Carry none of the pictures over; write out the complete data exactly.
------------------------------
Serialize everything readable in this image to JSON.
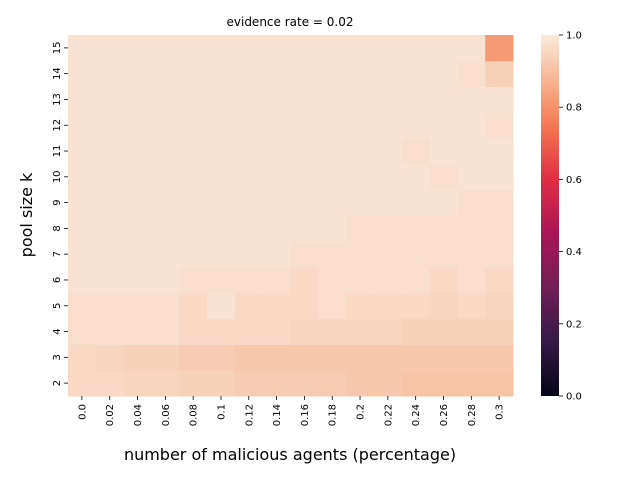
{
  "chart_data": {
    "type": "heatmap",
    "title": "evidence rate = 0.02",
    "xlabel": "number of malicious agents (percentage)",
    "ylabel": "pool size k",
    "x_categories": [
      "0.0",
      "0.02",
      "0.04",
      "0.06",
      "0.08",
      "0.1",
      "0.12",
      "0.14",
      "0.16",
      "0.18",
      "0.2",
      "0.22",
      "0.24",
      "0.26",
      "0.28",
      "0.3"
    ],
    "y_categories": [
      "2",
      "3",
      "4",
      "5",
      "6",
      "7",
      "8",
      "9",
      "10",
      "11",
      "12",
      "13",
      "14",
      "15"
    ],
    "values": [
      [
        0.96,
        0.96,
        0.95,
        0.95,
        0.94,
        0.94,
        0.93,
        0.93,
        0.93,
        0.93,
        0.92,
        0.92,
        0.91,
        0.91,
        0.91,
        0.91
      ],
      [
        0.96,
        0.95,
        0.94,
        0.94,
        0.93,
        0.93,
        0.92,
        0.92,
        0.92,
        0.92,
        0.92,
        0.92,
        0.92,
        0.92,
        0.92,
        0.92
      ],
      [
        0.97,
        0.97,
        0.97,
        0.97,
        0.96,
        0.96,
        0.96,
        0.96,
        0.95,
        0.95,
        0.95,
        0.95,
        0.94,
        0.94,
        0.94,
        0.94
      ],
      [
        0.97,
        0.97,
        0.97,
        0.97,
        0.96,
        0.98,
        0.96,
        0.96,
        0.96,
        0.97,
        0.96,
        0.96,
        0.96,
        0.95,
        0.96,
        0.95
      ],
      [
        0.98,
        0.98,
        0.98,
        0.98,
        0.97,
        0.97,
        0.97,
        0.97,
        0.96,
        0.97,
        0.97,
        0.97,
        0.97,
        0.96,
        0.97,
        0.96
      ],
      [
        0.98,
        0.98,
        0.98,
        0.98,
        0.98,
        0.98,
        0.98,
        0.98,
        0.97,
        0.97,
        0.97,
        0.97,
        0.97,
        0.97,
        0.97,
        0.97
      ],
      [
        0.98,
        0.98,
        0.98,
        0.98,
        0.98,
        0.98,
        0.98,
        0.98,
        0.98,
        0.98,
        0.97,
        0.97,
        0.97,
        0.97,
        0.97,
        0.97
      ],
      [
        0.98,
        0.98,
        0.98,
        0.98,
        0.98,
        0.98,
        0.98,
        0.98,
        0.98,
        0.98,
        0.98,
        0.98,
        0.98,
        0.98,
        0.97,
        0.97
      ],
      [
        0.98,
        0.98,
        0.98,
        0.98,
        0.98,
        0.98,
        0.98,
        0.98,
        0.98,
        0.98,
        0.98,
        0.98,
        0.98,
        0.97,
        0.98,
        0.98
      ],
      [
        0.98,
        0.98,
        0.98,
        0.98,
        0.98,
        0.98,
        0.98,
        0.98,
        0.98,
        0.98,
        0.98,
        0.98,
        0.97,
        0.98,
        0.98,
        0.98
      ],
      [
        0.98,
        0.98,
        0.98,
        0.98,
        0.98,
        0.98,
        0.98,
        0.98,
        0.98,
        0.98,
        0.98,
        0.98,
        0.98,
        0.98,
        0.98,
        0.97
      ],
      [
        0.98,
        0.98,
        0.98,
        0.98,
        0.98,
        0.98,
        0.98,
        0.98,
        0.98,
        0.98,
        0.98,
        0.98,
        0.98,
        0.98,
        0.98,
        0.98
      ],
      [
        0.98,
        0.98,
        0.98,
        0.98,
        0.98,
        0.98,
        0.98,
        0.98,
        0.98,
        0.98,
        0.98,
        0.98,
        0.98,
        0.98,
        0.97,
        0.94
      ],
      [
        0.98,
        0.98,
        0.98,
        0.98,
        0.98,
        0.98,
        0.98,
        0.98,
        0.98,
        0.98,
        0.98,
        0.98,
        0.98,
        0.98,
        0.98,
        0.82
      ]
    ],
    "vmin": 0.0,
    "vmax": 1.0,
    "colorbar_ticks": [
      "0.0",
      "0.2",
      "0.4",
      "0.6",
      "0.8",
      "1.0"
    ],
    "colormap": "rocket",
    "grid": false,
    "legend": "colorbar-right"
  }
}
------------------------------
FULL RESPONSE:
Serialize everything readable in this image to JSON.
{
  "chart_data": {
    "type": "heatmap",
    "title": "evidence rate = 0.02",
    "xlabel": "number of malicious agents (percentage)",
    "ylabel": "pool size k",
    "x_categories": [
      "0.0",
      "0.02",
      "0.04",
      "0.06",
      "0.08",
      "0.1",
      "0.12",
      "0.14",
      "0.16",
      "0.18",
      "0.2",
      "0.22",
      "0.24",
      "0.26",
      "0.28",
      "0.3"
    ],
    "y_categories": [
      "2",
      "3",
      "4",
      "5",
      "6",
      "7",
      "8",
      "9",
      "10",
      "11",
      "12",
      "13",
      "14",
      "15"
    ],
    "values": [
      [
        0.96,
        0.96,
        0.95,
        0.95,
        0.94,
        0.94,
        0.93,
        0.93,
        0.93,
        0.93,
        0.92,
        0.92,
        0.91,
        0.91,
        0.91,
        0.91
      ],
      [
        0.96,
        0.95,
        0.94,
        0.94,
        0.93,
        0.93,
        0.92,
        0.92,
        0.92,
        0.92,
        0.92,
        0.92,
        0.92,
        0.92,
        0.92,
        0.92
      ],
      [
        0.97,
        0.97,
        0.97,
        0.97,
        0.96,
        0.96,
        0.96,
        0.96,
        0.95,
        0.95,
        0.95,
        0.95,
        0.94,
        0.94,
        0.94,
        0.94
      ],
      [
        0.97,
        0.97,
        0.97,
        0.97,
        0.96,
        0.98,
        0.96,
        0.96,
        0.96,
        0.97,
        0.96,
        0.96,
        0.96,
        0.95,
        0.96,
        0.95
      ],
      [
        0.98,
        0.98,
        0.98,
        0.98,
        0.97,
        0.97,
        0.97,
        0.97,
        0.96,
        0.97,
        0.97,
        0.97,
        0.97,
        0.96,
        0.97,
        0.96
      ],
      [
        0.98,
        0.98,
        0.98,
        0.98,
        0.98,
        0.98,
        0.98,
        0.98,
        0.97,
        0.97,
        0.97,
        0.97,
        0.97,
        0.97,
        0.97,
        0.97
      ],
      [
        0.98,
        0.98,
        0.98,
        0.98,
        0.98,
        0.98,
        0.98,
        0.98,
        0.98,
        0.98,
        0.97,
        0.97,
        0.97,
        0.97,
        0.97,
        0.97
      ],
      [
        0.98,
        0.98,
        0.98,
        0.98,
        0.98,
        0.98,
        0.98,
        0.98,
        0.98,
        0.98,
        0.98,
        0.98,
        0.98,
        0.98,
        0.97,
        0.97
      ],
      [
        0.98,
        0.98,
        0.98,
        0.98,
        0.98,
        0.98,
        0.98,
        0.98,
        0.98,
        0.98,
        0.98,
        0.98,
        0.98,
        0.97,
        0.98,
        0.98
      ],
      [
        0.98,
        0.98,
        0.98,
        0.98,
        0.98,
        0.98,
        0.98,
        0.98,
        0.98,
        0.98,
        0.98,
        0.98,
        0.97,
        0.98,
        0.98,
        0.98
      ],
      [
        0.98,
        0.98,
        0.98,
        0.98,
        0.98,
        0.98,
        0.98,
        0.98,
        0.98,
        0.98,
        0.98,
        0.98,
        0.98,
        0.98,
        0.98,
        0.97
      ],
      [
        0.98,
        0.98,
        0.98,
        0.98,
        0.98,
        0.98,
        0.98,
        0.98,
        0.98,
        0.98,
        0.98,
        0.98,
        0.98,
        0.98,
        0.98,
        0.98
      ],
      [
        0.98,
        0.98,
        0.98,
        0.98,
        0.98,
        0.98,
        0.98,
        0.98,
        0.98,
        0.98,
        0.98,
        0.98,
        0.98,
        0.98,
        0.97,
        0.94
      ],
      [
        0.98,
        0.98,
        0.98,
        0.98,
        0.98,
        0.98,
        0.98,
        0.98,
        0.98,
        0.98,
        0.98,
        0.98,
        0.98,
        0.98,
        0.98,
        0.82
      ]
    ],
    "vmin": 0.0,
    "vmax": 1.0,
    "colorbar_ticks": [
      "0.0",
      "0.2",
      "0.4",
      "0.6",
      "0.8",
      "1.0"
    ],
    "colormap": "rocket",
    "grid": false,
    "legend": "colorbar-right"
  }
}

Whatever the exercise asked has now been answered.